Requirement
Can you reproduce the forum thread below on DFT timings word for word, beginning at the words "Thank you for" and stopping after "a 1024-point FFT."?
begin Source
On the other hand, the assembly code worked with 16-bit integers, didn't it? Which in itself is not necessarily a drawback, given that the results of the ADC are also integers.

That was a very old version. It used 32 bit integers, and dated to a time when the inline assembler didn't support floating point. Integer DFT is not ideal: integer processing introduces cumulative errors especially on larger transforms. When we extended the assembler support to provide FP I rewrote the DFT to use it. Timings are based on that version.

It does indeed use the recursive algorithm and I made no effort at optimisation: I just wanted something very much faster than Python

Thank you for the clarification re timings, which now make a lot more sense to me

[v923z]

Peter,

On the other hand, the assembly code worked with 16-bit integers, didn't it? Which in itself is not necessarily a drawback, given that the results of the ADC are also integers.

That was a very old version. It used 32 bit integers, and dated to a time when the inline assembler didn't support floating point. Integer DFT is not ideal: integer processing introduces cumulative errors especially on larger transforms. When we extended the assembler support to provide FP I rewrote the DFT to use it. Timings are based on that version.

You have to update your readme: it still states 12 ms as the execution time of a 1024-point FFT.
end Source
begin Recorded information
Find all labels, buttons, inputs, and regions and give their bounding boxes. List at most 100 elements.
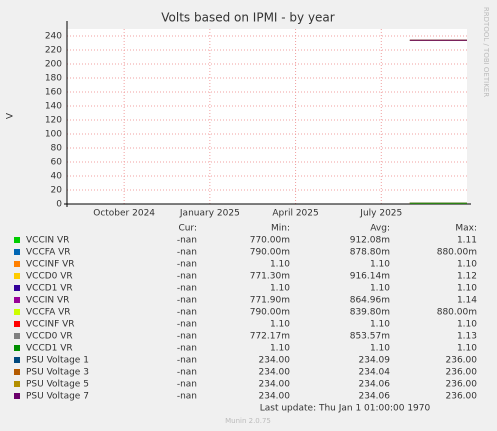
legend-swatch (14, 261, 20, 267)
legend-min: 1.10 (270, 284, 290, 294)
legend-cur: -nan (177, 320, 197, 330)
legend-swatch (14, 345, 20, 351)
legend-avg: 912.08m (350, 236, 390, 246)
legend-min: 1.10 (270, 320, 290, 330)
y-tick-label: 120 (45, 116, 62, 126)
legend-avg: 916.14m (350, 272, 390, 282)
column-header: Avg: (370, 224, 390, 234)
legend-swatch (14, 285, 20, 291)
legend-max: 1.11 (457, 236, 477, 246)
legend-swatch (14, 333, 20, 339)
legend-cur: -nan (177, 356, 197, 366)
legend-name: PSU Voltage 3 (26, 368, 89, 378)
legend-name: VCCINF VR (26, 260, 75, 270)
legend-name: VCCIN VR (26, 236, 69, 246)
watermark: RRDTOOL / TOBI OETIKER (482, 7, 490, 97)
legend-name: VCCD0 VR (26, 332, 73, 342)
legend-avg: 878.80m (350, 248, 390, 258)
legend-cur: -nan (177, 272, 197, 282)
legend-avg: 1.10 (370, 284, 390, 294)
legend-name: VCCFA VR (26, 248, 71, 258)
legend-min: 234.00 (259, 356, 291, 366)
legend-max: 236.00 (446, 392, 478, 402)
legend-swatch (14, 249, 20, 255)
legend-max: 236.00 (446, 368, 478, 378)
legend-cur: -nan (177, 308, 197, 318)
legend-avg: 839.80m (350, 308, 390, 318)
legend-min: 234.00 (259, 368, 291, 378)
legend-cur: -nan (177, 392, 197, 402)
legend-swatch (14, 309, 20, 315)
x-tick-label: January 2025 (179, 209, 240, 219)
chart-title: Volts based on IPMI - by year (161, 11, 335, 25)
y-tick-label: 60 (51, 158, 63, 168)
x-tick-label: July 2025 (359, 209, 402, 219)
legend-avg: 1.10 (370, 320, 390, 330)
legend-max: 880.00m (437, 248, 477, 258)
y-tick-label: 0 (56, 200, 62, 210)
legend-min: 234.00 (259, 380, 291, 390)
legend-min: 772.17m (250, 332, 290, 342)
legend-cur: -nan (177, 368, 197, 378)
legend-swatch (14, 357, 20, 363)
x-tick-label: April 2025 (272, 209, 318, 219)
legend-avg: 234.09 (359, 356, 391, 366)
plot-area (67, 29, 467, 204)
legend-swatch (14, 393, 20, 399)
y-tick-label: 40 (51, 172, 63, 182)
legend-avg: 1.10 (370, 260, 390, 270)
legend-max: 1.10 (457, 320, 477, 330)
legend-min: 771.90m (250, 296, 290, 306)
y-tick-label: 200 (45, 60, 62, 70)
legend-min: 234.00 (259, 392, 291, 402)
legend-avg: 1.10 (370, 344, 390, 354)
legend-name: PSU Voltage 7 (26, 392, 89, 402)
legend-max: 1.10 (457, 260, 477, 270)
legend-max: 236.00 (446, 356, 478, 366)
legend-min: 790.00m (250, 308, 290, 318)
legend-name: PSU Voltage 5 (26, 380, 89, 390)
y-tick-label: 140 (45, 102, 62, 112)
y-tick-label: 20 (51, 186, 63, 196)
legend-name: PSU Voltage 1 (26, 356, 89, 366)
footer: Munin 2.0.75 (225, 417, 271, 425)
legend-max: 1.10 (457, 344, 477, 354)
legend-cur: -nan (177, 236, 197, 246)
legend-name: VCCD1 VR (26, 284, 73, 294)
column-header: Cur: (178, 224, 197, 234)
last-update: Last update: Thu Jan 1 01:00:00 1970 (260, 404, 431, 414)
legend-max: 1.12 (457, 272, 477, 282)
y-tick-label: 80 (51, 144, 63, 154)
y-tick-label: 160 (45, 88, 62, 98)
legend-avg: 234.04 (359, 368, 391, 378)
legend-avg: 864.96m (350, 296, 390, 306)
legend-swatch (14, 369, 20, 375)
legend-cur: -nan (177, 344, 197, 354)
legend-min: 1.10 (270, 260, 290, 270)
legend-swatch (14, 273, 20, 279)
legend-min: 790.00m (250, 248, 290, 258)
legend-min: 770.00m (250, 236, 290, 246)
legend-cur: -nan (177, 248, 197, 258)
y-axis-label: V (6, 112, 16, 119)
legend-min: 771.30m (250, 272, 290, 282)
y-tick-label: 220 (45, 46, 62, 56)
legend-cur: -nan (177, 284, 197, 294)
legend-avg: 234.06 (359, 380, 391, 390)
legend-swatch (14, 381, 20, 387)
legend-max: 880.00m (437, 308, 477, 318)
legend-name: VCCINF VR (26, 320, 75, 330)
legend-avg: 234.06 (359, 392, 391, 402)
column-header: Min: (271, 224, 290, 234)
legend-name: VCCD1 VR (26, 344, 73, 354)
legend-swatch (14, 321, 20, 327)
legend-max: 1.14 (457, 296, 477, 306)
legend-max: 1.10 (457, 284, 477, 294)
legend-name: VCCD0 VR (26, 272, 73, 282)
legend-max: 1.13 (457, 332, 477, 342)
y-tick-label: 240 (45, 32, 62, 42)
legend-swatch (14, 297, 20, 303)
legend-cur: -nan (177, 260, 197, 270)
legend-name: VCCFA VR (26, 308, 71, 318)
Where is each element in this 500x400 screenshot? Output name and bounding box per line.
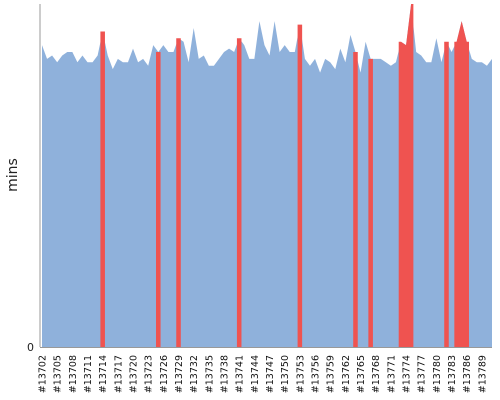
- x-tick-label: #13765: [356, 355, 367, 393]
- x-tick-label: #13777: [417, 355, 428, 393]
- x-tick-label: #13729: [174, 355, 185, 393]
- x-tick-label: #13771: [386, 355, 397, 393]
- plot-area: [42, 4, 492, 348]
- x-tick-label: #13720: [129, 355, 140, 393]
- x-tick-label: #13789: [477, 355, 488, 393]
- failed-build-spike: [156, 52, 161, 348]
- x-tick-label: #13753: [295, 355, 306, 393]
- failed-build-spike: [444, 41, 449, 347]
- x-tick-label: #13786: [462, 355, 473, 393]
- x-tick-label: #13768: [371, 355, 382, 393]
- x-tick-label: #13726: [159, 355, 170, 393]
- failed-build-spike: [236, 38, 242, 348]
- x-tick-label: #13735: [204, 355, 215, 393]
- x-tick-label: #13732: [189, 355, 200, 393]
- failed-build-spike: [353, 52, 358, 348]
- x-tick-label: #13750: [280, 355, 291, 393]
- x-tick-label: #13744: [250, 355, 261, 393]
- failed-build-spike: [297, 24, 303, 348]
- x-tick-label: #13774: [402, 355, 413, 393]
- x-tick-label: #13702: [38, 355, 49, 393]
- x-tick-label: #13738: [220, 355, 231, 393]
- y-axis-title: mins: [5, 158, 21, 192]
- failed-build-spike: [100, 31, 105, 347]
- failed-build-spike: [398, 4, 414, 347]
- failed-build-spike: [176, 38, 181, 348]
- x-tick-label: #13708: [68, 355, 79, 393]
- x-tick-label: #13747: [265, 355, 276, 393]
- failed-build-spike: [368, 58, 373, 347]
- x-tick-label: #13762: [341, 355, 352, 393]
- x-tick-label: #13705: [53, 355, 64, 393]
- x-tick-label: #13741: [235, 355, 246, 393]
- x-tick-label: #13723: [144, 355, 155, 393]
- x-tick-label: #13780: [432, 355, 443, 393]
- y-tick-label: 0: [27, 341, 34, 354]
- x-axis-ticks: #13702 #13705 #13708 #13711 #13714 #13717 #137…: [38, 355, 489, 393]
- x-tick-label: #13756: [311, 355, 322, 393]
- duration-area: [42, 4, 492, 347]
- x-tick-label: #13783: [447, 355, 458, 393]
- axes: [39, 4, 492, 348]
- failed-build-spike: [454, 21, 469, 348]
- x-tick-label: #13714: [98, 355, 109, 393]
- y-axis-ticks: 0: [27, 341, 34, 354]
- x-tick-label: #13717: [113, 355, 124, 393]
- x-tick-label: #13711: [83, 355, 94, 393]
- x-tick-label: #13759: [326, 355, 337, 393]
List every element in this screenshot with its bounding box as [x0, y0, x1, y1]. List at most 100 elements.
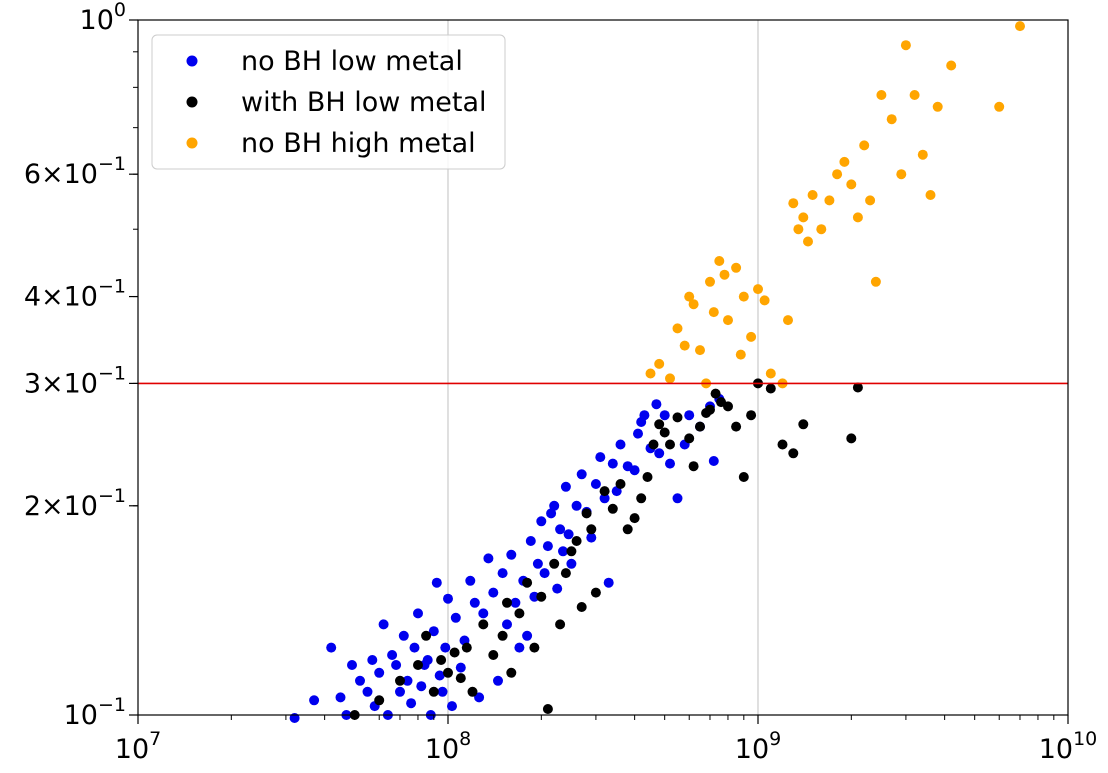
- data-point-series-2: [832, 169, 843, 180]
- data-point-series-0: [367, 655, 378, 665]
- data-point-series-0: [672, 493, 683, 504]
- data-point-series-2: [886, 114, 897, 125]
- data-point-series-2: [654, 358, 665, 369]
- data-point-series-2: [859, 140, 870, 151]
- data-point-series-0: [326, 642, 337, 653]
- data-point-series-1: [846, 433, 857, 444]
- data-point-series-2: [798, 212, 809, 223]
- data-point-series-1: [514, 608, 525, 619]
- x-tick-label: 108: [425, 728, 471, 765]
- data-point-series-0: [413, 608, 423, 619]
- x-tick-label: 109: [735, 728, 781, 765]
- data-point-series-0: [586, 532, 597, 543]
- data-point-series-1: [672, 412, 683, 423]
- data-point-series-2: [896, 169, 907, 180]
- data-point-series-1: [428, 686, 439, 697]
- data-point-series-2: [705, 276, 715, 287]
- data-point-series-0: [651, 399, 662, 410]
- data-point-series-1: [599, 486, 610, 497]
- data-point-series-0: [309, 695, 320, 706]
- data-point-series-2: [946, 60, 957, 71]
- data-point-series-1: [629, 513, 640, 524]
- legend-label: no BH low metal: [241, 46, 463, 77]
- data-point-series-1: [710, 388, 721, 399]
- data-point-series-0: [440, 642, 451, 653]
- data-point-series-0: [434, 670, 445, 681]
- data-point-series-2: [746, 331, 757, 342]
- data-point-series-0: [493, 675, 503, 686]
- data-point-series-0: [510, 597, 521, 608]
- data-point-series-1: [413, 660, 423, 670]
- data-point-series-2: [900, 40, 911, 51]
- data-point-series-1: [642, 472, 653, 482]
- data-point-series-1: [449, 647, 460, 658]
- data-point-series-0: [615, 439, 626, 450]
- y-tick-label: 6×10−1: [24, 153, 126, 190]
- data-point-series-1: [566, 546, 577, 557]
- data-point-series-0: [443, 593, 453, 604]
- data-point-series-0: [708, 456, 719, 466]
- data-point-series-0: [563, 529, 574, 540]
- data-point-series-2: [719, 269, 730, 280]
- data-point-series-1: [497, 630, 508, 641]
- data-point-series-0: [639, 410, 650, 421]
- data-point-series-2: [925, 190, 936, 200]
- data-point-series-2: [753, 284, 763, 295]
- data-point-series-0: [355, 675, 365, 686]
- x-tick-label: 107: [115, 728, 161, 765]
- data-point-series-1: [436, 655, 447, 665]
- data-point-series-0: [450, 612, 461, 623]
- data-point-series-0: [603, 577, 614, 588]
- data-point-series-1: [571, 536, 582, 546]
- data-point-series-2: [870, 276, 881, 287]
- data-point-series-1: [648, 439, 659, 450]
- data-point-series-0: [555, 524, 566, 535]
- data-point-series-2: [765, 368, 776, 379]
- data-point-series-0: [514, 642, 525, 653]
- data-point-series-1: [852, 382, 863, 393]
- data-point-series-2: [723, 315, 733, 326]
- data-point-series-0: [428, 626, 439, 637]
- data-point-series-2: [793, 224, 804, 235]
- data-point-series-1: [443, 667, 453, 678]
- data-point-series-2: [909, 90, 920, 100]
- data-point-series-1: [502, 597, 512, 608]
- data-point-series-0: [571, 500, 582, 511]
- legend-marker: [186, 55, 198, 67]
- data-point-series-1: [765, 383, 776, 394]
- data-point-series-2: [688, 299, 699, 310]
- data-point-series-0: [409, 642, 420, 653]
- data-point-series-0: [560, 481, 571, 492]
- data-point-series-2: [816, 224, 827, 235]
- legend-label: with BH low metal: [241, 87, 487, 118]
- data-point-series-2: [824, 195, 835, 206]
- data-point-series-1: [581, 508, 592, 519]
- data-point-series-0: [546, 508, 557, 519]
- data-point-series-0: [558, 546, 568, 557]
- data-point-series-1: [659, 427, 670, 438]
- data-point-series-0: [529, 591, 540, 602]
- data-point-series-0: [387, 650, 398, 660]
- data-point-series-0: [465, 575, 476, 586]
- x-axis-ticks: 107 108 109 1010: [115, 715, 1097, 765]
- data-point-series-1: [607, 503, 618, 514]
- data-point-series-0: [478, 608, 489, 619]
- data-point-series-0: [522, 630, 533, 641]
- data-point-series-0: [402, 675, 413, 686]
- data-point-series-0: [437, 686, 448, 697]
- data-point-series-0: [502, 619, 512, 630]
- data-point-series-2: [738, 291, 749, 302]
- data-point-series-2: [665, 373, 675, 384]
- data-point-series-0: [629, 465, 640, 476]
- y-tick-label: 3×10−1: [24, 362, 126, 399]
- data-point-series-0: [474, 692, 485, 703]
- y-tick-label: 10−1: [64, 694, 126, 731]
- data-point-series-2: [735, 349, 746, 360]
- data-point-series-1: [654, 419, 665, 430]
- data-point-series-1: [798, 419, 809, 430]
- data-point-series-1: [467, 686, 478, 697]
- data-point-series-0: [431, 577, 442, 588]
- data-point-series-1: [731, 421, 742, 432]
- data-point-series-1: [665, 439, 675, 450]
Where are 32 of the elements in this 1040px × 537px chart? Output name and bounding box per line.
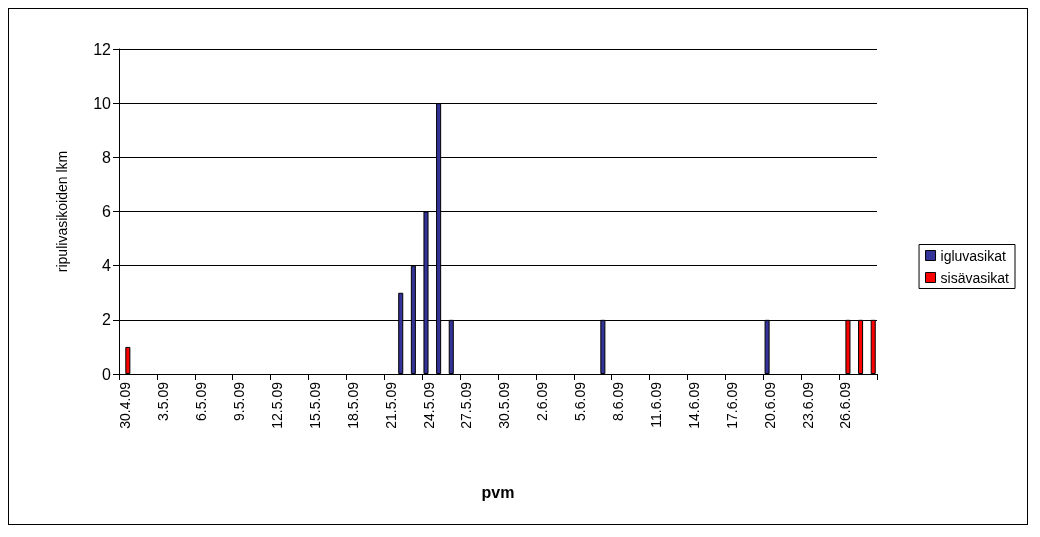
end Recorded information
Exercise response
Thank you for the clarification re timings, which now make a lot more sense to me

[v923z]

Peter,

On the other hand, the assembly code worked with 16-bit integers, didn't it? Which in itself is not necessarily a drawback, given that the results of the ADC are also integers.

That was a very old version. It used 32 bit integers, and dated to a time when the inline assembler didn't support floating point. Integer DFT is not ideal: integer processing introduces cumulative errors especially on larger transforms. When we extended the assembler support to provide FP I rewrote the DFT to use it. Timings are based on that version.

You have to update your readme: it still states 12 ms as the execution time of a 1024-point FFT.